Using the listing below, report all lines holding the word "card".

'''

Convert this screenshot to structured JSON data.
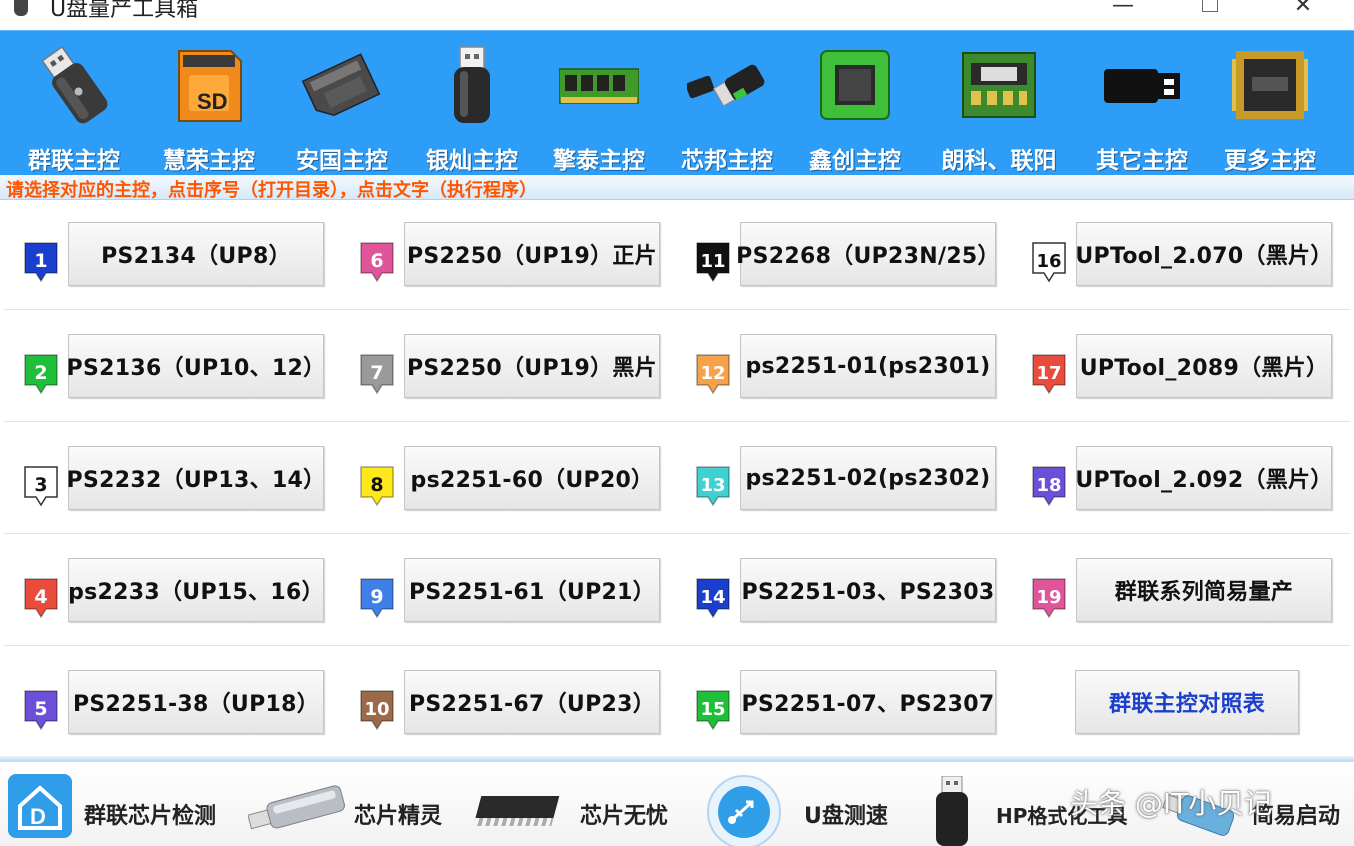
{
  "window": {
    "title": "U盘量产工具箱",
    "min_glyph": "—",
    "close_glyph": "✕"
  },
  "toolbar": [
    {
      "label": "群联主控",
      "icon": "usb-drive-icon"
    },
    {
      "label": "慧荣主控",
      "icon": "sd-card-icon"
    },
    {
      "label": "安国主控",
      "icon": "micro-sd-card-icon"
    },
    {
      "label": "银灿主控",
      "icon": "usb-stick-icon"
    },
    {
      "label": "擎泰主控",
      "icon": "memory-module-icon"
    },
    {
      "label": "芯邦主控",
      "icon": "usb-flash-green-icon"
    },
    {
      "label": "鑫创主控",
      "icon": "chip-icon"
    },
    {
      "label": "朗科、联阳",
      "icon": "circuit-board-icon"
    },
    {
      "label": "其它主控",
      "icon": "usb-plug-icon"
    },
    {
      "label": "更多主控",
      "icon": "processor-icon"
    }
  ],
  "hint": "请选择对应的主控，点击序号（打开目录），点击文字（执行程序）",
  "tools": [
    {
      "num": "1",
      "label": "PS2134（UP8）",
      "color": "#1a3fcc",
      "text": "#ffffff"
    },
    {
      "num": "2",
      "label": "PS2136（UP10、12）",
      "color": "#1fbf3a",
      "text": "#ffffff"
    },
    {
      "num": "3",
      "label": "PS2232（UP13、14）",
      "color": "#ffffff",
      "text": "#111111"
    },
    {
      "num": "4",
      "label": "ps2233（UP15、16）",
      "color": "#e94b3c",
      "text": "#ffffff"
    },
    {
      "num": "5",
      "label": "PS2251-38（UP18）",
      "color": "#6b4fd8",
      "text": "#ffffff"
    },
    {
      "num": "6",
      "label": "PS2250（UP19）正片",
      "color": "#e0559a",
      "text": "#ffffff"
    },
    {
      "num": "7",
      "label": "PS2250（UP19）黑片",
      "color": "#9a9a9a",
      "text": "#ffffff"
    },
    {
      "num": "8",
      "label": "ps2251-60（UP20）",
      "color": "#ffe81a",
      "text": "#111111"
    },
    {
      "num": "9",
      "label": "PS2251-61（UP21）",
      "color": "#3f7fe8",
      "text": "#ffffff"
    },
    {
      "num": "10",
      "label": "PS2251-67（UP23）",
      "color": "#9c6a4a",
      "text": "#ffffff"
    },
    {
      "num": "11",
      "label": "PS2268（UP23N/25）",
      "color": "#111111",
      "text": "#ffffff"
    },
    {
      "num": "12",
      "label": "ps2251-01(ps2301)",
      "color": "#f5a24a",
      "text": "#ffffff"
    },
    {
      "num": "13",
      "label": "ps2251-02(ps2302)",
      "color": "#3fd0d0",
      "text": "#ffffff"
    },
    {
      "num": "14",
      "label": "PS2251-03、PS2303",
      "color": "#1a3fcc",
      "text": "#ffffff"
    },
    {
      "num": "15",
      "label": "PS2251-07、PS2307",
      "color": "#1fbf3a",
      "text": "#ffffff"
    },
    {
      "num": "16",
      "label": "UPTool_2.070（黑片）",
      "color": "#ffffff",
      "text": "#111111"
    },
    {
      "num": "17",
      "label": "UPTool_2089（黑片）",
      "color": "#e94b3c",
      "text": "#ffffff"
    },
    {
      "num": "18",
      "label": "UPTool_2.092（黑片）",
      "color": "#6b4fd8",
      "text": "#ffffff"
    },
    {
      "num": "19",
      "label": "群联系列简易量产",
      "color": "#e0559a",
      "text": "#ffffff"
    }
  ],
  "reference_button": "群联主控对照表",
  "bottom": [
    {
      "label": "群联芯片检测",
      "icon": "home-d-icon"
    },
    {
      "label": "芯片精灵",
      "icon": "usb-silver-icon"
    },
    {
      "label": "芯片无忧",
      "icon": "ic-chip-icon"
    },
    {
      "label": "U盘测速",
      "icon": "usb-circle-icon"
    },
    {
      "label": "HP格式化工具",
      "icon": "usb-black-icon"
    },
    {
      "label": "简易启动",
      "icon": "usb-blue-icon"
    }
  ],
  "watermark": "头条 @IT小贝记"
}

'''

**WRITTEN RESPONSE**
      "icon": "sd-card-icon"
      "icon": "micro-sd-card-icon"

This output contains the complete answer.